> What you should do
Repeat, line for line, the entries printed below.

::::

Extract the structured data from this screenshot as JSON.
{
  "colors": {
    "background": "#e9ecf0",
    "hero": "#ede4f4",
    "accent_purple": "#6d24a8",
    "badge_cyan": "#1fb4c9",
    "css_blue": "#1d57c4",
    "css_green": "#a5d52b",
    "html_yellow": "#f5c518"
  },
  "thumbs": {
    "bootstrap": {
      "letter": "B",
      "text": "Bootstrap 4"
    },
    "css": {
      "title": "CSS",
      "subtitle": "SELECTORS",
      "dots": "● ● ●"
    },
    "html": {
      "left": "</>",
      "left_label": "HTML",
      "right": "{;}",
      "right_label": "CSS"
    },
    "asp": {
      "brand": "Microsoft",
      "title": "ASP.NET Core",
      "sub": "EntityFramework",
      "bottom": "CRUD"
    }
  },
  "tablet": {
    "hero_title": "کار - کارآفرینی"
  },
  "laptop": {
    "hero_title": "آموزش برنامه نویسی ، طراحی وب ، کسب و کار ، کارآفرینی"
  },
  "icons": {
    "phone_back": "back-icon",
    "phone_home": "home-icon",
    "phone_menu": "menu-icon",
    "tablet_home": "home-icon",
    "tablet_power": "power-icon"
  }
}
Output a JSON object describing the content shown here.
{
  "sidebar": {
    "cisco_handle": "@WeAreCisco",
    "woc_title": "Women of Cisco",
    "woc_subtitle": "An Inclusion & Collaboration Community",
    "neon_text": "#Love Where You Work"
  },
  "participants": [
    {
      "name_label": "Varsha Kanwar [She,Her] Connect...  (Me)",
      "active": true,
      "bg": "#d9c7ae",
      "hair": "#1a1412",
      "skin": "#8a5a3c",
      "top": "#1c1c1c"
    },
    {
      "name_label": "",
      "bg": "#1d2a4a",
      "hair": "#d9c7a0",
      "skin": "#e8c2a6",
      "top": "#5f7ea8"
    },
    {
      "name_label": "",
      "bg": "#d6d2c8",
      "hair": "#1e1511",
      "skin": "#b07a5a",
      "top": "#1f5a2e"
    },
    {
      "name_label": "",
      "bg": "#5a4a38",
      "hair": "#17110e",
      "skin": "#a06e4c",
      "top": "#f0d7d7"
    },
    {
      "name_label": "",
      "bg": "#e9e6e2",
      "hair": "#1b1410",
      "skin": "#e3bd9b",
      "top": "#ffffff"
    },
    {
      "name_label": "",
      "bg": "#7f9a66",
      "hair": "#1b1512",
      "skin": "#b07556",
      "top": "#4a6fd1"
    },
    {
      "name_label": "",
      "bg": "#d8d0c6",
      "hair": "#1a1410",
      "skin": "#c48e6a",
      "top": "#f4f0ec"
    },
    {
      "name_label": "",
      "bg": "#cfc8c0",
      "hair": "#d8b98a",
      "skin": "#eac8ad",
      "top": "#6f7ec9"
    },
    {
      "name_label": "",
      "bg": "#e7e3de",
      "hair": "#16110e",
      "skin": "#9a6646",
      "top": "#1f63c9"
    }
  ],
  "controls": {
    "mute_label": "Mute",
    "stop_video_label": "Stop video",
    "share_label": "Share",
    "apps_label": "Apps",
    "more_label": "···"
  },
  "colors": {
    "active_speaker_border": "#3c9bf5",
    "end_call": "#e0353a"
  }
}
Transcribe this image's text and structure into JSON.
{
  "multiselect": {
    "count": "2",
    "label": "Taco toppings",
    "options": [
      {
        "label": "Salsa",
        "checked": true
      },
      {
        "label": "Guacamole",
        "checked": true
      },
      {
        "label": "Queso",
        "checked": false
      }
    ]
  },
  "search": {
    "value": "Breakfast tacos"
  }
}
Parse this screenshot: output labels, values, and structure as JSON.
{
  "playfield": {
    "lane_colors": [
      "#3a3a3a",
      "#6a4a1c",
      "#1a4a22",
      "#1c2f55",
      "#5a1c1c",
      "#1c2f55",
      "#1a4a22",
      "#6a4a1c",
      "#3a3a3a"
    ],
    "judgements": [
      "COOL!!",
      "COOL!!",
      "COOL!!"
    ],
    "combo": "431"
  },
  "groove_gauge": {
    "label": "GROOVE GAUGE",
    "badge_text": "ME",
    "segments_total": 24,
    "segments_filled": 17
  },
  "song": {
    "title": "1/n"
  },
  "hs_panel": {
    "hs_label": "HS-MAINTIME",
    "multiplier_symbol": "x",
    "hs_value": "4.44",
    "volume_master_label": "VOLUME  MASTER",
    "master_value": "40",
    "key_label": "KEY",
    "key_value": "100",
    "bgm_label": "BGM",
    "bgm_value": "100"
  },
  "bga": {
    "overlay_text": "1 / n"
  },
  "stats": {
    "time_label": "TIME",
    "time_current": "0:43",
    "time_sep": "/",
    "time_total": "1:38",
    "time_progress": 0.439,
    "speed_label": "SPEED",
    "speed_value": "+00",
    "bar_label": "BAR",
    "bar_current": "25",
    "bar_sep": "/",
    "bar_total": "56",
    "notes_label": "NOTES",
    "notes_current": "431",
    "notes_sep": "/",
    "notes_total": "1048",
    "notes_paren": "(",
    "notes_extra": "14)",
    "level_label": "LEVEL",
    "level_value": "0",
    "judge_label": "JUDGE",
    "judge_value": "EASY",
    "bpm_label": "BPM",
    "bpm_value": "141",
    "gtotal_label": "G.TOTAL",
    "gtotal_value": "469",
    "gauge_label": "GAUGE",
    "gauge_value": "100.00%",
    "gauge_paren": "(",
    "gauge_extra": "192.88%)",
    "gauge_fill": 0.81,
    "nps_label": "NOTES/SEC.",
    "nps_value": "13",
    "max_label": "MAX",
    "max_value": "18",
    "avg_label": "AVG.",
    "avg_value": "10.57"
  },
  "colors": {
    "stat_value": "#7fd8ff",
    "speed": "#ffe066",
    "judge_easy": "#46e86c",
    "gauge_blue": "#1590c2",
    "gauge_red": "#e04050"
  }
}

::::

> Exercise response
Extract the structured data from this screenshot as JSON.
{
  "colors": {
    "background": "#e9ecf0",
    "hero": "#ede4f4",
    "accent_purple": "#6d24a8",
    "badge_cyan": "#1fb4c9",
    "css_blue": "#1d57c4",
    "css_green": "#a5d52b",
    "html_yellow": "#f5c518"
  },
  "thumbs": {
    "bootstrap": {
      "letter": "B",
      "text": "Bootstrap 4"
    },
    "css": {
      "title": "CSS",
      "subtitle": "SELECTORS",
      "dots": "● ● ●"
    },
    "html": {
      "left": "</>",
      "left_label": "HTML",
      "right": "{;}",
      "right_label": "CSS"
    },
    "asp": {
      "brand": "Microsoft",
      "title": "ASP.NET Core",
      "sub": "EntityFramework",
      "bottom": "CRUD"
    }
  },
  "tablet": {
    "hero_title": "کار - کارآفرینی"
  },
  "laptop": {
    "hero_title": "آموزش برنامه نویسی ، طراحی وب ، کسب و کار ، کارآفرینی"
  },
  "icons": {
    "phone_back": "back-icon",
    "phone_home": "home-icon",
    "phone_menu": "menu-icon",
    "tablet_home": "home-icon",
    "tablet_power": "power-icon"
  }
}
Output a JSON object describing the content shown here.
{
  "sidebar": {
    "cisco_handle": "@WeAreCisco",
    "woc_title": "Women of Cisco",
    "woc_subtitle": "An Inclusion & Collaboration Community",
    "neon_text": "#Love Where You Work"
  },
  "participants": [
    {
      "name_label": "Varsha Kanwar [She,Her] Connect...  (Me)",
      "active": true,
      "bg": "#d9c7ae",
      "hair": "#1a1412",
      "skin": "#8a5a3c",
      "top": "#1c1c1c"
    },
    {
      "name_label": "",
      "bg": "#1d2a4a",
      "hair": "#d9c7a0",
      "skin": "#e8c2a6",
      "top": "#5f7ea8"
    },
    {
      "name_label": "",
      "bg": "#d6d2c8",
      "hair": "#1e1511",
      "skin": "#b07a5a",
      "top": "#1f5a2e"
    },
    {
      "name_label": "",
      "bg": "#5a4a38",
      "hair": "#17110e",
      "skin": "#a06e4c",
      "top": "#f0d7d7"
    },
    {
      "name_label": "",
      "bg": "#e9e6e2",
      "hair": "#1b1410",
      "skin": "#e3bd9b",
      "top": "#ffffff"
    },
    {
      "name_label": "",
      "bg": "#7f9a66",
      "hair": "#1b1512",
      "skin": "#b07556",
      "top": "#4a6fd1"
    },
    {
      "name_label": "",
      "bg": "#d8d0c6",
      "hair": "#1a1410",
      "skin": "#c48e6a",
      "top": "#f4f0ec"
    },
    {
      "name_label": "",
      "bg": "#cfc8c0",
      "hair": "#d8b98a",
      "skin": "#eac8ad",
      "top": "#6f7ec9"
    },
    {
      "name_label": "",
      "bg": "#e7e3de",
      "hair": "#16110e",
      "skin": "#9a6646",
      "top": "#1f63c9"
    }
  ],
  "controls": {
    "mute_label": "Mute",
    "stop_video_label": "Stop video",
    "share_label": "Share",
    "apps_label": "Apps",
    "more_label": "···"
  },
  "colors": {
    "active_speaker_border": "#3c9bf5",
    "end_call": "#e0353a"
  }
}
Transcribe this image's text and structure into JSON.
{
  "multiselect": {
    "count": "2",
    "label": "Taco toppings",
    "options": [
      {
        "label": "Salsa",
        "checked": true
      },
      {
        "label": "Guacamole",
        "checked": true
      },
      {
        "label": "Queso",
        "checked": false
      }
    ]
  },
  "search": {
    "value": "Breakfast tacos"
  }
}
Parse this screenshot: output labels, values, and structure as JSON.
{
  "playfield": {
    "lane_colors": [
      "#3a3a3a",
      "#6a4a1c",
      "#1a4a22",
      "#1c2f55",
      "#5a1c1c",
      "#1c2f55",
      "#1a4a22",
      "#6a4a1c",
      "#3a3a3a"
    ],
    "judgements": [
      "COOL!!",
      "COOL!!",
      "COOL!!"
    ],
    "combo": "431"
  },
  "groove_gauge": {
    "label": "GROOVE GAUGE",
    "badge_text": "ME",
    "segments_total": 24,
    "segments_filled": 17
  },
  "song": {
    "title": "1/n"
  },
  "hs_panel": {
    "hs_label": "HS-MAINTIME",
    "multiplier_symbol": "x",
    "hs_value": "4.44",
    "volume_master_label": "VOLUME  MASTER",
    "master_value": "40",
    "key_label": "KEY",
    "key_value": "100",
    "bgm_label": "BGM",
    "bgm_value": "100"
  },
  "bga": {
    "overlay_text": "1 / n"
  },
  "stats": {
    "time_label": "TIME",
    "time_current": "0:43",
    "time_sep": "/",
    "time_total": "1:38",
    "time_progress": 0.439,
    "speed_label": "SPEED",
    "speed_value": "+00",
    "bar_label": "BAR",
    "bar_current": "25",
    "bar_sep": "/",
    "bar_total": "56",
    "notes_label": "NOTES",
    "notes_current": "431",
    "notes_sep": "/",
    "notes_total": "1048",
    "notes_paren": "(",
    "notes_extra": "14)",
    "level_label": "LEVEL",
    "level_value": "0",
    "judge_label": "JUDGE",
    "judge_value": "EASY",
    "bpm_label": "BPM",
    "bpm_value": "141",
    "gtotal_label": "G.TOTAL",
    "gtotal_value": "469",
    "gauge_label": "GAUGE",
    "gauge_value": "100.00%",
    "gauge_paren": "(",
    "gauge_extra": "192.88%)",
    "gauge_fill": 0.81,
    "nps_label": "NOTES/SEC.",
    "nps_value": "13",
    "max_label": "MAX",
    "max_value": "18",
    "avg_label": "AVG.",
    "avg_value": "10.57"
  },
  "colors": {
    "stat_value": "#7fd8ff",
    "speed": "#ffe066",
    "judge_easy": "#46e86c",
    "gauge_blue": "#1590c2",
    "gauge_red": "#e04050"
  }
}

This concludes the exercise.